> Supplied data:
=-=-=

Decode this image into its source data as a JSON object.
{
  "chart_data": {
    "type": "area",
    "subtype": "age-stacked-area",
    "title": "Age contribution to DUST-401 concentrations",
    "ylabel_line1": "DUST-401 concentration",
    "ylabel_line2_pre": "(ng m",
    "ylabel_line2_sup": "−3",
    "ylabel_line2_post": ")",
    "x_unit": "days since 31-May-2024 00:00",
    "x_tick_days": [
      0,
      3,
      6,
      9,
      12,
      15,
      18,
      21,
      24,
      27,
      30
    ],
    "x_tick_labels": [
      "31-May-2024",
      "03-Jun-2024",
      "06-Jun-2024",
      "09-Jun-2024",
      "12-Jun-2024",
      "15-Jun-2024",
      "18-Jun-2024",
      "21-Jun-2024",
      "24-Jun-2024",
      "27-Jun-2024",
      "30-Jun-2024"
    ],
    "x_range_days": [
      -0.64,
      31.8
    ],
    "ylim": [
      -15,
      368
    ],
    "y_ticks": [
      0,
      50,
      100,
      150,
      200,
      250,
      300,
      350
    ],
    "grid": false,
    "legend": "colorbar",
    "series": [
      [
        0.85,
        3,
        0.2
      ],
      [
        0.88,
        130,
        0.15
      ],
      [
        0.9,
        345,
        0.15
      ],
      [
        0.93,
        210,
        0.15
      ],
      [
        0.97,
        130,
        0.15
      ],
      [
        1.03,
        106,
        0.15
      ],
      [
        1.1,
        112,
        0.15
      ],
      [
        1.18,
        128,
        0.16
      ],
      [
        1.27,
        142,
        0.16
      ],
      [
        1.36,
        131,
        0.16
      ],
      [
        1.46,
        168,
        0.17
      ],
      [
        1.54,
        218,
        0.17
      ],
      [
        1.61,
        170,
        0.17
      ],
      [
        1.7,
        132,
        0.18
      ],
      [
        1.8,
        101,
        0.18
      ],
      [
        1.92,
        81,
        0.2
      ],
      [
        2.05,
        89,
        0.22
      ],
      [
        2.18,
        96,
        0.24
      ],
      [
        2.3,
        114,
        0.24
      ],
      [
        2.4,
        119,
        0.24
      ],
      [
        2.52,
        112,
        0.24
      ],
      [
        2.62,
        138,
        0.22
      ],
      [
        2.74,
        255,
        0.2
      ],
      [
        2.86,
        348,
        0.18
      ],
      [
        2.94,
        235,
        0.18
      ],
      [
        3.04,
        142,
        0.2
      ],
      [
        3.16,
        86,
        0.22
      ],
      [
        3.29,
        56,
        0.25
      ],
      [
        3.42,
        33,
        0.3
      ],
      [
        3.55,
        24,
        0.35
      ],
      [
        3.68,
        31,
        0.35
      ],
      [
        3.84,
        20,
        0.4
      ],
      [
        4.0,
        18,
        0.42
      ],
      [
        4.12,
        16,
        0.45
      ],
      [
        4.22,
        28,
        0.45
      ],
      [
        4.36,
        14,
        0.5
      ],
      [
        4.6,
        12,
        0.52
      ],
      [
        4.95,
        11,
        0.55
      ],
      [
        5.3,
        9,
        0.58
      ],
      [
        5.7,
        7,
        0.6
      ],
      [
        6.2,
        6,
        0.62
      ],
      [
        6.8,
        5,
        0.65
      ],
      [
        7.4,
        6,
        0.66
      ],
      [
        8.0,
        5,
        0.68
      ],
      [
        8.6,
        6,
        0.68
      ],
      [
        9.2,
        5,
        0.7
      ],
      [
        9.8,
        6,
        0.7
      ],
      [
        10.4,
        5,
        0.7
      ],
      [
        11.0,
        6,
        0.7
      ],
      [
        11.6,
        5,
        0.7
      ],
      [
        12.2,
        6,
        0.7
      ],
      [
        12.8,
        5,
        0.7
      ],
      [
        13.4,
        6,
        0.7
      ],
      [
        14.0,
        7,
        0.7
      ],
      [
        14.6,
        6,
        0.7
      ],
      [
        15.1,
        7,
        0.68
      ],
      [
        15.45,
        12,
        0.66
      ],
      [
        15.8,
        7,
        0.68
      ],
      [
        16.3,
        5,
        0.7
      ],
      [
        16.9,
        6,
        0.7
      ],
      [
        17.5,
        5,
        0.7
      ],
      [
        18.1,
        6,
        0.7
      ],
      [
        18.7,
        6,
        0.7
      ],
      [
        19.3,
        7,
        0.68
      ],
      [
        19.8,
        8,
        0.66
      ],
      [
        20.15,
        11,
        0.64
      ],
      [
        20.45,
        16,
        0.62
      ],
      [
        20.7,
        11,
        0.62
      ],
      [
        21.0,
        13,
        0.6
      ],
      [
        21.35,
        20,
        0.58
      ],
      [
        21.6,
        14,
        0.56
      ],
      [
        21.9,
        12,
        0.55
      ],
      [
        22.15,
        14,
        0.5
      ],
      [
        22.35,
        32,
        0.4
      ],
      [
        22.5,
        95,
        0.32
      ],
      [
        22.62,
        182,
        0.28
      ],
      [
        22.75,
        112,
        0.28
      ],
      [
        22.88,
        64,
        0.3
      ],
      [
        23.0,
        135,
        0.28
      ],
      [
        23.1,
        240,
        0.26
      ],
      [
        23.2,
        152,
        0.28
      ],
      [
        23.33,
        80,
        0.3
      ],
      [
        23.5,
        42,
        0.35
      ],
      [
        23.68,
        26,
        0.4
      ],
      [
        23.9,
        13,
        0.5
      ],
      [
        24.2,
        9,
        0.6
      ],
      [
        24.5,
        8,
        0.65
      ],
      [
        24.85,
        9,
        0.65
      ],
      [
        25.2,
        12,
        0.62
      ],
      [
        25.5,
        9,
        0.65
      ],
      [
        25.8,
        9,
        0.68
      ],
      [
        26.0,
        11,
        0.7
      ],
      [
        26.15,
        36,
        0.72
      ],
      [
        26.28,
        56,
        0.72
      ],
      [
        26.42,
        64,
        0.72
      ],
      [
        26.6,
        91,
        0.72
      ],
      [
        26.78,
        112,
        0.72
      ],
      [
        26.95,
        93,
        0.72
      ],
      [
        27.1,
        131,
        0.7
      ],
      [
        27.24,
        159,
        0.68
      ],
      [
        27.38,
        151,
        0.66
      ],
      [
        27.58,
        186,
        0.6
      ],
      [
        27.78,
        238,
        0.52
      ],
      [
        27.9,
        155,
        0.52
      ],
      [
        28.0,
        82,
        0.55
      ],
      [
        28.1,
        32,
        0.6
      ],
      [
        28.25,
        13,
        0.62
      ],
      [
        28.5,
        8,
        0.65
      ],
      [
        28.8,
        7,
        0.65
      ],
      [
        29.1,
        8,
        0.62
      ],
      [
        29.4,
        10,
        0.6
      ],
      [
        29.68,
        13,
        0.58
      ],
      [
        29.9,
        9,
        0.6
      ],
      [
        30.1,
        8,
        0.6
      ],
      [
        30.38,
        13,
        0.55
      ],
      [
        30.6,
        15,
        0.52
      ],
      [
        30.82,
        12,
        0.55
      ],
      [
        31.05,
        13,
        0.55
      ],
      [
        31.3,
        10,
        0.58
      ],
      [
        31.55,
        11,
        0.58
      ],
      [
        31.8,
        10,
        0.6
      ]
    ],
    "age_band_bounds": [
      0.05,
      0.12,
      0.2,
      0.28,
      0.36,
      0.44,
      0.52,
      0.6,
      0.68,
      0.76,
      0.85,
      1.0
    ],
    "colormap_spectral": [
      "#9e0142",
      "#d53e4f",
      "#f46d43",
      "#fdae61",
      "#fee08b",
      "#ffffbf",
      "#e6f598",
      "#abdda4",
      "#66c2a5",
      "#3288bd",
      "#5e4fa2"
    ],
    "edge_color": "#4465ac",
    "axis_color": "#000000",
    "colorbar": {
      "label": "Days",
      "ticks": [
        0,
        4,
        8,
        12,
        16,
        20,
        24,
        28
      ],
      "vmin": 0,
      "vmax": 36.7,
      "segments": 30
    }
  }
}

=-=-=

> Exercise brief: Return only the number of lines in the entries that contain the string "DUST".

> Solution to this task: 2